## Start
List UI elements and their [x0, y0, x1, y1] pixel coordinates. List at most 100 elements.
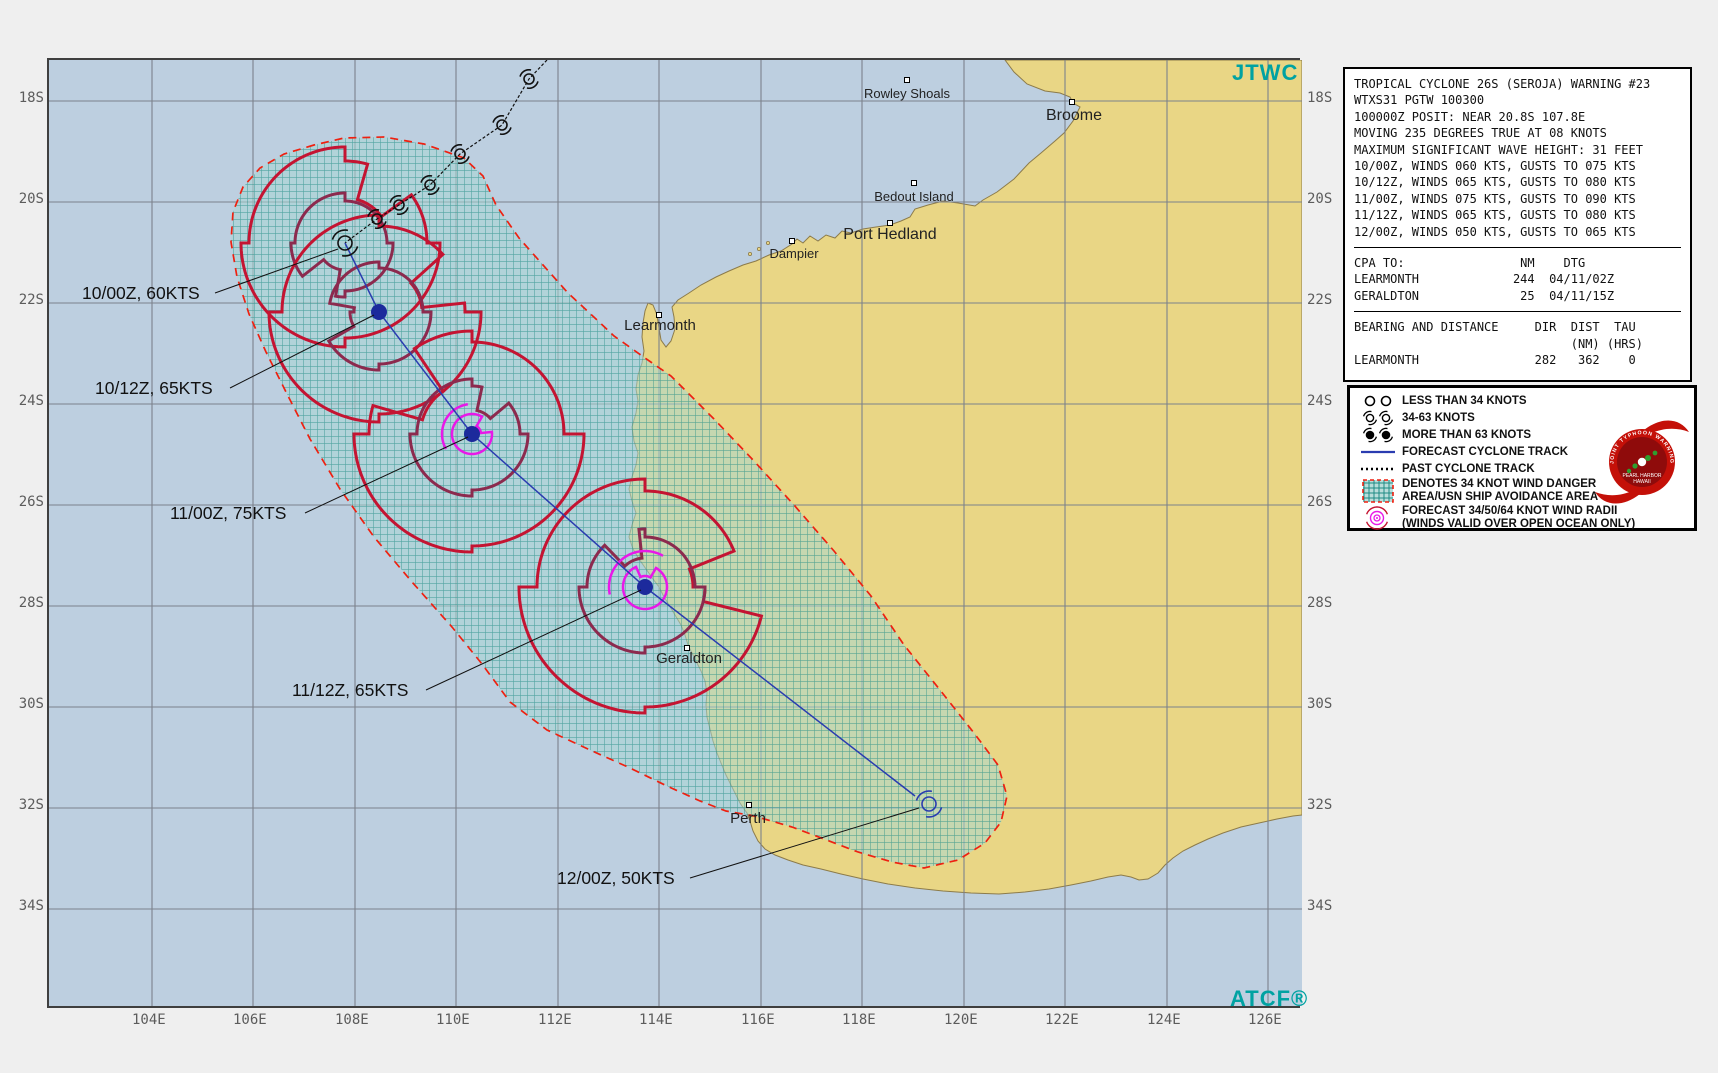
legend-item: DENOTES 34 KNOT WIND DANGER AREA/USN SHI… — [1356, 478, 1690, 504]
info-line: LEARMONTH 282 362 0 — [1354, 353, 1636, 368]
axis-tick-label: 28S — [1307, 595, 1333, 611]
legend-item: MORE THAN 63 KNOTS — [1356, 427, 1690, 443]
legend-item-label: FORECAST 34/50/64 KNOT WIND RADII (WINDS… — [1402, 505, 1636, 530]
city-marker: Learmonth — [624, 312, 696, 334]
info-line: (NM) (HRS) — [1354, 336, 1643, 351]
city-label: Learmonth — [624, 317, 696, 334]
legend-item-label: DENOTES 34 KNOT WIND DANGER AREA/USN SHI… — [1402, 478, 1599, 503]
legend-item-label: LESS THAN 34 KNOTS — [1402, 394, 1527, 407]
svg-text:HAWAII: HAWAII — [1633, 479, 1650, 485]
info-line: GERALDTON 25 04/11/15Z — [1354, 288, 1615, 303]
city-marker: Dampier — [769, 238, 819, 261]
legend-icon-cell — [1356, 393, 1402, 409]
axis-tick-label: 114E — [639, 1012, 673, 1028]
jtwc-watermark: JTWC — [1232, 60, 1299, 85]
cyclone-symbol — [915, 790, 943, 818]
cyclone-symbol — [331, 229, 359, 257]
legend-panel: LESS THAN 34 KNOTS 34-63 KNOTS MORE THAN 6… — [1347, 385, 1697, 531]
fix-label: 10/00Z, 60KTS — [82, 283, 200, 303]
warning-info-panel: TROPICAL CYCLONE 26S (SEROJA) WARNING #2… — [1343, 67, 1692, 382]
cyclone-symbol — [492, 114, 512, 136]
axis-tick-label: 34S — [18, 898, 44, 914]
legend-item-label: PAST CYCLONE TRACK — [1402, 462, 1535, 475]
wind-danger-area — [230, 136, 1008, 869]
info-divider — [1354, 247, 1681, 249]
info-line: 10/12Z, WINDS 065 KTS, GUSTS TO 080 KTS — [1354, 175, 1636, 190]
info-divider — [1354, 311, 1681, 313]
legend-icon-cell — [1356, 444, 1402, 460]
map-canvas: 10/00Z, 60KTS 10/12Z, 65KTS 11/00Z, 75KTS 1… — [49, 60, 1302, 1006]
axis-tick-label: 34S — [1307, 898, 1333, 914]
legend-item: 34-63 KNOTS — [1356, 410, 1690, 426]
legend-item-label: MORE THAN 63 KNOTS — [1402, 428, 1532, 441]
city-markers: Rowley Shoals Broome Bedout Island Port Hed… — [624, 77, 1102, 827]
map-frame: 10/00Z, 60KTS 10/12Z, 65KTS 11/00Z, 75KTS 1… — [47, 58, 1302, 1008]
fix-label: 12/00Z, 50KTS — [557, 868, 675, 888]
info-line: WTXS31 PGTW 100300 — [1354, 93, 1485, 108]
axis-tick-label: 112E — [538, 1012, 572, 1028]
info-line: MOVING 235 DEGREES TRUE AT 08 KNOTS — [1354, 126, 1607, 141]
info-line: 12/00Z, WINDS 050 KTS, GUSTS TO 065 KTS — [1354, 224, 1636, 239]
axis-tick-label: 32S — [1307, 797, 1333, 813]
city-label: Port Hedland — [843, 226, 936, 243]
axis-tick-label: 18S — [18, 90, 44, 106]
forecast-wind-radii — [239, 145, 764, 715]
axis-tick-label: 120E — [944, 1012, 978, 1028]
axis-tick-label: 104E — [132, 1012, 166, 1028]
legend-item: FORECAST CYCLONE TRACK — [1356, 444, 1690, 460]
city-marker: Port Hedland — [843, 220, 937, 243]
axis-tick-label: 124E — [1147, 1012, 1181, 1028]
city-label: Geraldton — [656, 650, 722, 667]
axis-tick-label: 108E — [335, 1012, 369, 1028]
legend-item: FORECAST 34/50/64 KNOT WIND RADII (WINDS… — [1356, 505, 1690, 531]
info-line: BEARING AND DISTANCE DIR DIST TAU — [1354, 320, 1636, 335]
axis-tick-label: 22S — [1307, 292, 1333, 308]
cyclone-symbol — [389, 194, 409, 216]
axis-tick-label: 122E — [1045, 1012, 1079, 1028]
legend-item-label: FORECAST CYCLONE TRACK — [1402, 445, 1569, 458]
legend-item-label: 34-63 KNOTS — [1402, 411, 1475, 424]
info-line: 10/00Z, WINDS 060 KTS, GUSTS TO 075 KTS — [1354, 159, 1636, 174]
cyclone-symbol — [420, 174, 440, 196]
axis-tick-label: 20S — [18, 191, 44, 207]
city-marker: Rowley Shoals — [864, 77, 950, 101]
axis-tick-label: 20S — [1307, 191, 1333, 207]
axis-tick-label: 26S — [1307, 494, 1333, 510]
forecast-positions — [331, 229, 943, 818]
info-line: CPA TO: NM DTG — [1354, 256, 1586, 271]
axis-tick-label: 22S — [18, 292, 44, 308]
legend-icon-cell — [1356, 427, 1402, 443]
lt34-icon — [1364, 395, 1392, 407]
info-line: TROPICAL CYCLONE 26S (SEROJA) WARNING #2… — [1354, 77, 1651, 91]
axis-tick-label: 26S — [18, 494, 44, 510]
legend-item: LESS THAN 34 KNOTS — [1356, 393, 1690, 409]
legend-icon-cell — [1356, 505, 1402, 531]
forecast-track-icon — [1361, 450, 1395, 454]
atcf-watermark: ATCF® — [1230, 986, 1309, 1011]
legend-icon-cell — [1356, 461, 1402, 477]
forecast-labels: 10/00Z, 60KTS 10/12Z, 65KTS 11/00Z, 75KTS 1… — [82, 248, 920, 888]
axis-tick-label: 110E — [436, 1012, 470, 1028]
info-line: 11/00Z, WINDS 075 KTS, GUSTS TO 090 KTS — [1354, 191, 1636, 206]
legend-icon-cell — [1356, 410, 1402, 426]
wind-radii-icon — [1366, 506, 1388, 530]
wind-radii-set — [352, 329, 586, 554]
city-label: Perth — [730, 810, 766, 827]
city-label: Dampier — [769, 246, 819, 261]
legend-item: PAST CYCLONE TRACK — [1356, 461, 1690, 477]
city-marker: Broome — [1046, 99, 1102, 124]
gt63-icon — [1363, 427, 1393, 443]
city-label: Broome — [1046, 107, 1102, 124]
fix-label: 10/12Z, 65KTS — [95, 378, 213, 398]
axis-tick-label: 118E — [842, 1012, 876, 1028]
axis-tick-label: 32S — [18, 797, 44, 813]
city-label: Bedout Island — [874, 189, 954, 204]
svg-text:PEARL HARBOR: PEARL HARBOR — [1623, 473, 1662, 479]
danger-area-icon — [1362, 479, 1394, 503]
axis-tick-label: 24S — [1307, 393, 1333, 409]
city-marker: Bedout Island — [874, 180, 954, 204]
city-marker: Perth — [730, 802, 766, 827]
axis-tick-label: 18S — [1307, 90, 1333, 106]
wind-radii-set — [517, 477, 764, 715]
## End
**Goal:** Copy out every item above word for word, omitting the pictures.

**Final answer:**
List UI elements and their [x0, y0, x1, y1] pixel coordinates. List at most 100 elements.
legend-item: DENOTES 34 KNOT WIND DANGER AREA/USN SHI… — [1356, 478, 1690, 504]
info-line: LEARMONTH 282 362 0 — [1354, 353, 1636, 368]
axis-tick-label: 28S — [1307, 595, 1333, 611]
legend-item: MORE THAN 63 KNOTS — [1356, 427, 1690, 443]
legend-item-label: FORECAST 34/50/64 KNOT WIND RADII (WINDS… — [1402, 505, 1636, 530]
city-marker: Learmonth — [624, 312, 696, 334]
info-line: (NM) (HRS) — [1354, 336, 1643, 351]
city-label: Learmonth — [624, 317, 696, 334]
legend-item-label: DENOTES 34 KNOT WIND DANGER AREA/USN SHI… — [1402, 478, 1599, 503]
legend-item-label: LESS THAN 34 KNOTS — [1402, 394, 1527, 407]
svg-text:HAWAII: HAWAII — [1633, 479, 1650, 485]
info-line: GERALDTON 25 04/11/15Z — [1354, 288, 1615, 303]
city-marker: Dampier — [769, 238, 819, 261]
legend-icon-cell — [1356, 393, 1402, 409]
axis-tick-label: 114E — [639, 1012, 673, 1028]
jtwc-watermark: JTWC — [1232, 60, 1299, 85]
cyclone-symbol — [915, 790, 943, 818]
cyclone-symbol — [331, 229, 359, 257]
legend-panel: LESS THAN 34 KNOTS 34-63 KNOTS MORE THAN 6… — [1347, 385, 1697, 531]
fix-label: 10/00Z, 60KTS — [82, 283, 200, 303]
warning-info-panel: TROPICAL CYCLONE 26S (SEROJA) WARNING #2… — [1343, 67, 1692, 382]
cyclone-symbol — [492, 114, 512, 136]
axis-tick-label: 34S — [18, 898, 44, 914]
legend-item-label: PAST CYCLONE TRACK — [1402, 462, 1535, 475]
wind-danger-area — [230, 136, 1008, 869]
info-divider — [1354, 247, 1681, 249]
info-line: 10/12Z, WINDS 065 KTS, GUSTS TO 080 KTS — [1354, 175, 1636, 190]
info-divider — [1354, 311, 1681, 313]
legend-icon-cell — [1356, 444, 1402, 460]
map-canvas: 10/00Z, 60KTS 10/12Z, 65KTS 11/00Z, 75KTS 1… — [49, 60, 1302, 1006]
axis-tick-label: 34S — [1307, 898, 1333, 914]
legend-item: 34-63 KNOTS — [1356, 410, 1690, 426]
legend-item-label: MORE THAN 63 KNOTS — [1402, 428, 1532, 441]
city-markers: Rowley Shoals Broome Bedout Island Port Hed… — [624, 77, 1102, 827]
map-frame: 10/00Z, 60KTS 10/12Z, 65KTS 11/00Z, 75KTS 1… — [47, 58, 1302, 1008]
fix-label: 12/00Z, 50KTS — [557, 868, 675, 888]
info-line: WTXS31 PGTW 100300 — [1354, 93, 1485, 108]
axis-tick-label: 112E — [538, 1012, 572, 1028]
info-line: MOVING 235 DEGREES TRUE AT 08 KNOTS — [1354, 126, 1607, 141]
info-line: 12/00Z, WINDS 050 KTS, GUSTS TO 065 KTS — [1354, 224, 1636, 239]
axis-tick-label: 32S — [1307, 797, 1333, 813]
city-label: Port Hedland — [843, 226, 936, 243]
axis-tick-label: 18S — [18, 90, 44, 106]
forecast-wind-radii — [239, 145, 764, 715]
axis-tick-label: 120E — [944, 1012, 978, 1028]
axis-tick-label: 104E — [132, 1012, 166, 1028]
legend-item: FORECAST CYCLONE TRACK — [1356, 444, 1690, 460]
city-marker: Port Hedland — [843, 220, 937, 243]
axis-tick-label: 124E — [1147, 1012, 1181, 1028]
city-label: Geraldton — [656, 650, 722, 667]
axis-tick-label: 108E — [335, 1012, 369, 1028]
legend-item: FORECAST 34/50/64 KNOT WIND RADII (WINDS… — [1356, 505, 1690, 531]
info-line: BEARING AND DISTANCE DIR DIST TAU — [1354, 320, 1636, 335]
axis-tick-label: 22S — [1307, 292, 1333, 308]
cyclone-symbol — [389, 194, 409, 216]
axis-tick-label: 122E — [1045, 1012, 1079, 1028]
legend-item-label: FORECAST CYCLONE TRACK — [1402, 445, 1569, 458]
legend-item-label: 34-63 KNOTS — [1402, 411, 1475, 424]
info-line: 10/00Z, WINDS 060 KTS, GUSTS TO 075 KTS — [1354, 159, 1636, 174]
cyclone-symbol — [420, 174, 440, 196]
axis-tick-label: 20S — [18, 191, 44, 207]
city-marker: Rowley Shoals — [864, 77, 950, 101]
axis-tick-label: 20S — [1307, 191, 1333, 207]
axis-tick-label: 26S — [1307, 494, 1333, 510]
forecast-positions — [331, 229, 943, 818]
info-line: CPA TO: NM DTG — [1354, 256, 1586, 271]
axis-tick-label: 22S — [18, 292, 44, 308]
legend-icon-cell — [1356, 427, 1402, 443]
lt34-icon — [1364, 395, 1392, 407]
info-line: TROPICAL CYCLONE 26S (SEROJA) WARNING #2… — [1354, 77, 1651, 91]
axis-tick-label: 26S — [18, 494, 44, 510]
legend-item: LESS THAN 34 KNOTS — [1356, 393, 1690, 409]
legend-icon-cell — [1356, 505, 1402, 531]
forecast-track-icon — [1361, 450, 1395, 454]
atcf-watermark: ATCF® — [1230, 986, 1309, 1011]
legend-icon-cell — [1356, 461, 1402, 477]
forecast-labels: 10/00Z, 60KTS 10/12Z, 65KTS 11/00Z, 75KTS 1… — [82, 248, 920, 888]
axis-tick-label: 110E — [436, 1012, 470, 1028]
info-line: 11/00Z, WINDS 075 KTS, GUSTS TO 090 KTS — [1354, 191, 1636, 206]
legend-icon-cell — [1356, 410, 1402, 426]
wind-radii-icon — [1366, 506, 1388, 530]
wind-radii-set — [352, 329, 586, 554]
city-label: Perth — [730, 810, 766, 827]
city-label: Dampier — [769, 246, 819, 261]
legend-item: PAST CYCLONE TRACK — [1356, 461, 1690, 477]
city-marker: Broome — [1046, 99, 1102, 124]
gt63-icon — [1363, 427, 1393, 443]
city-label: Broome — [1046, 107, 1102, 124]
fix-label: 10/12Z, 65KTS — [95, 378, 213, 398]
axis-tick-label: 118E — [842, 1012, 876, 1028]
axis-tick-label: 32S — [18, 797, 44, 813]
city-label: Bedout Island — [874, 189, 954, 204]
svg-text:PEARL HARBOR: PEARL HARBOR — [1623, 473, 1662, 479]
danger-area-icon — [1362, 479, 1394, 503]
axis-tick-label: 24S — [1307, 393, 1333, 409]
city-marker: Bedout Island — [874, 180, 954, 204]
city-marker: Perth — [730, 802, 766, 827]
axis-tick-label: 18S — [1307, 90, 1333, 106]
wind-radii-set — [517, 477, 764, 715]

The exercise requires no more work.